TO DO: Draw out every line with the word "delle" from the listing below.

======== RECORD LIST ========

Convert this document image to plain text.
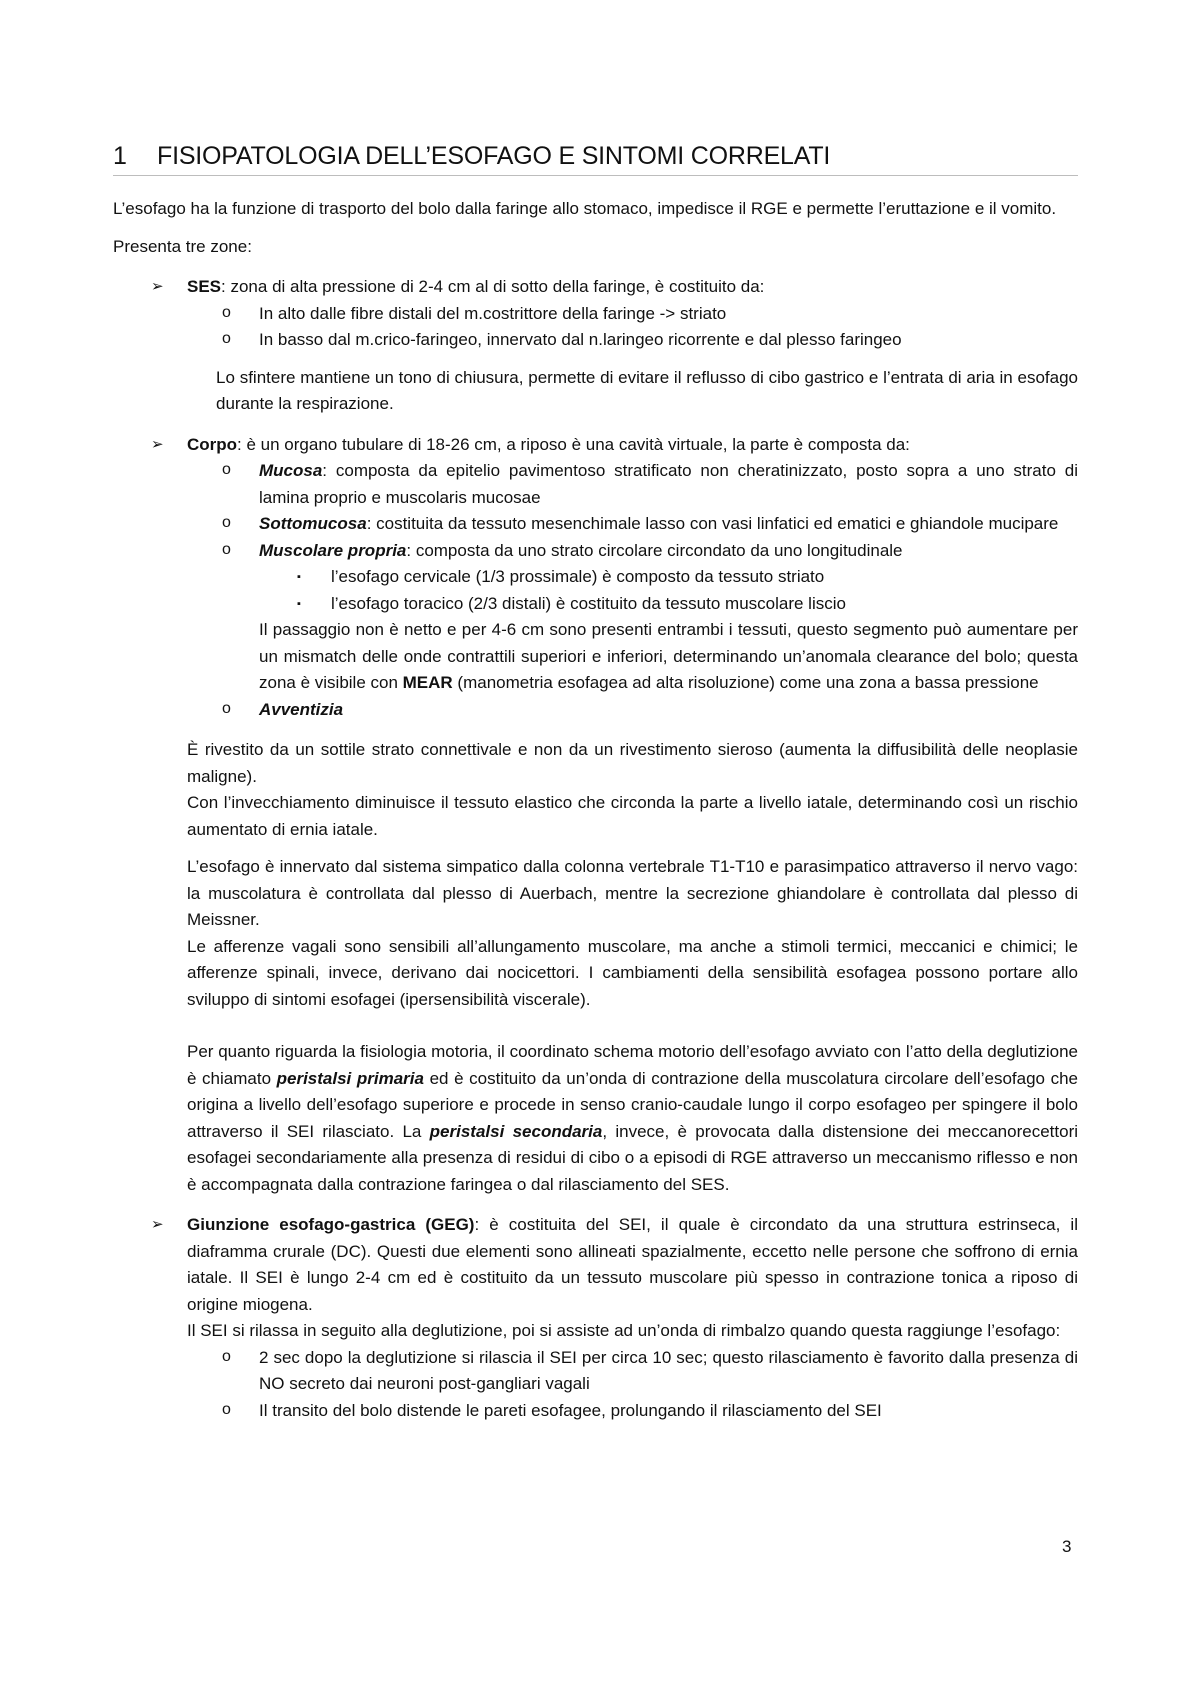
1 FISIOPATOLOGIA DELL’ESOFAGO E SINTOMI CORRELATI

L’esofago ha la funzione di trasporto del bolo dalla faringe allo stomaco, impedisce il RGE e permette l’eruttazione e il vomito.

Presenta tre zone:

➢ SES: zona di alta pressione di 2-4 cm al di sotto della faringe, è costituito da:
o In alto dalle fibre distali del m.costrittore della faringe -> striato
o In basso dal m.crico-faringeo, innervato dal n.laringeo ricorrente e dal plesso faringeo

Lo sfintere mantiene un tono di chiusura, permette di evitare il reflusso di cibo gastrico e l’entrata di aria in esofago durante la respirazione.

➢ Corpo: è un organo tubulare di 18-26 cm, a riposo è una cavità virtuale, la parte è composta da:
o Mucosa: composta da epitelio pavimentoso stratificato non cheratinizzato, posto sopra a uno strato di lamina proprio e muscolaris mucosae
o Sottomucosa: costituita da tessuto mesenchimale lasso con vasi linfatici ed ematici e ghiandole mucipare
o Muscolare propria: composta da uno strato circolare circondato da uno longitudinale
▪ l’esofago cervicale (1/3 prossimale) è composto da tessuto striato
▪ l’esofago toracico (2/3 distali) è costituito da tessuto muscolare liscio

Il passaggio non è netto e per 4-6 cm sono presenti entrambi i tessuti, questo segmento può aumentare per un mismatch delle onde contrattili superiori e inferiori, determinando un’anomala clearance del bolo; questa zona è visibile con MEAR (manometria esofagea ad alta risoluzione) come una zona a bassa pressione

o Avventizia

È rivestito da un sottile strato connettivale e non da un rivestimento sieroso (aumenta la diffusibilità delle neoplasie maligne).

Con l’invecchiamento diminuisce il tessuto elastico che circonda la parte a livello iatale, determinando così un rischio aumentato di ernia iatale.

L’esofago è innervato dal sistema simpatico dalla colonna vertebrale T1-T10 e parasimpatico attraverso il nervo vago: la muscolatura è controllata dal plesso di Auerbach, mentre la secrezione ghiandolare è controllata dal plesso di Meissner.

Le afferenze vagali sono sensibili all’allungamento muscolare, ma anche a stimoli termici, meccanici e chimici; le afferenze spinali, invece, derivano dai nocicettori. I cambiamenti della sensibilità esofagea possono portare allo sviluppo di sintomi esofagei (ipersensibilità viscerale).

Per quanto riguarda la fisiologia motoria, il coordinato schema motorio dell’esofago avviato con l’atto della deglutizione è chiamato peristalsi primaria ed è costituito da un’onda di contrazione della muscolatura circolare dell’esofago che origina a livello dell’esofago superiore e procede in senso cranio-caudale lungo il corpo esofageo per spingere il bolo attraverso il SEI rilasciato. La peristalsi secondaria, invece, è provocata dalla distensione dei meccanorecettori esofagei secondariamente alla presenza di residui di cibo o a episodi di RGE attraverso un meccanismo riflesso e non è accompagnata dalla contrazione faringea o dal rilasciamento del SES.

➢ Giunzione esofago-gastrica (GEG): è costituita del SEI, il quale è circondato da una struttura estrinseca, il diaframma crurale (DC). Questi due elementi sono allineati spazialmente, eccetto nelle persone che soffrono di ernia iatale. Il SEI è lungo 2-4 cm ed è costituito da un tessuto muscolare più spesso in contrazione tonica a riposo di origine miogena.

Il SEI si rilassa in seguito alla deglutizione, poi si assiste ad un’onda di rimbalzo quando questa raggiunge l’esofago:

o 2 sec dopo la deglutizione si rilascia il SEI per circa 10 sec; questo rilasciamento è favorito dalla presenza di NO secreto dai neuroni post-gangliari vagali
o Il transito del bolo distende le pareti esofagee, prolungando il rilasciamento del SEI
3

========
======== RECORD LIST ========

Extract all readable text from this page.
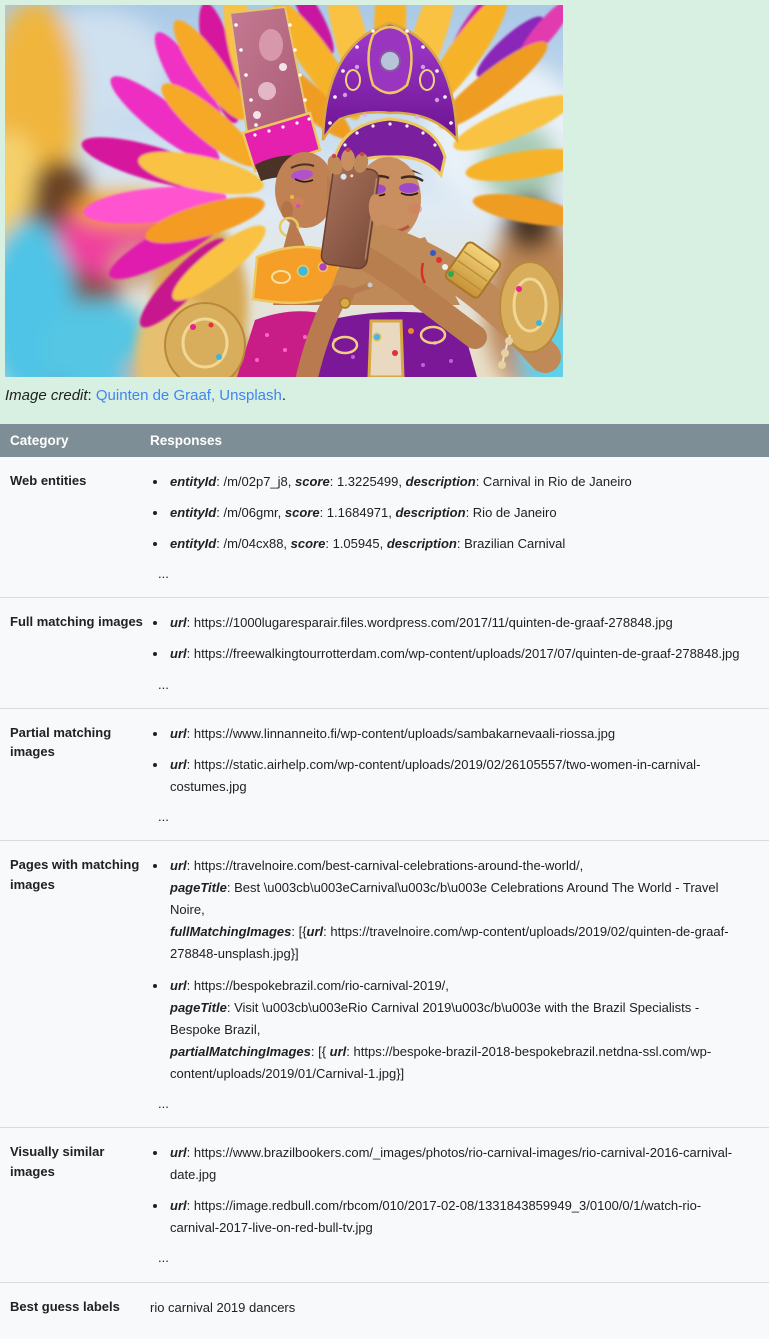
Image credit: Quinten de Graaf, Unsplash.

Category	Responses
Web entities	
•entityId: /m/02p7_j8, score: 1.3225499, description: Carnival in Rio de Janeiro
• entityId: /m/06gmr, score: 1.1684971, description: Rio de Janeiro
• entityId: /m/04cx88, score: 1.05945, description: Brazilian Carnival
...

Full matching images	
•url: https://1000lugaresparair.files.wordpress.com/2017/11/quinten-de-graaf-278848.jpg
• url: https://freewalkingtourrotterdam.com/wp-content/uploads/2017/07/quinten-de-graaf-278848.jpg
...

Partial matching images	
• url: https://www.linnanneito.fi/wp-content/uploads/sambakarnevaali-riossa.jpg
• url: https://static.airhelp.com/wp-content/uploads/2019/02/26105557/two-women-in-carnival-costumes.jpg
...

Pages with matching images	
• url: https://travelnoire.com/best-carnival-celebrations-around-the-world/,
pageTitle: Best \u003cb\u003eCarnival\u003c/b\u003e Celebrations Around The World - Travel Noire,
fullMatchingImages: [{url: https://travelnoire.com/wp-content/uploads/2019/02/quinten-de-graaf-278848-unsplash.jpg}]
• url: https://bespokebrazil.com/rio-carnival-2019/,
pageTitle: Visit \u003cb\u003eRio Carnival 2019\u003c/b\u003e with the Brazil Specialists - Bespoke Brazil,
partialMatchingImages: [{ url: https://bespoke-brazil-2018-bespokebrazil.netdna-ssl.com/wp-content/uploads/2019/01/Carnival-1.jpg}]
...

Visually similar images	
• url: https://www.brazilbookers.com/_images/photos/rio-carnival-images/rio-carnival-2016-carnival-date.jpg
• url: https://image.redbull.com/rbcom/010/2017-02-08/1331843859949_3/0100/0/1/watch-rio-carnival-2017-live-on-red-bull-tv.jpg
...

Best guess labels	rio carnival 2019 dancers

========

CORRECT RESULT:
Il passaggio non è netto e per 4-6 cm sono presenti entrambi i tessuti, questo segmento può aumentare per un mismatch delle onde contrattili superiori e inferiori, determinando un’anomala clearance del bolo; questa zona è visibile con MEAR (manometria esofagea ad alta risoluzione) come una zona a bassa pressione
È rivestito da un sottile strato connettivale e non da un rivestimento sieroso (aumenta la diffusibilità delle neoplasie maligne).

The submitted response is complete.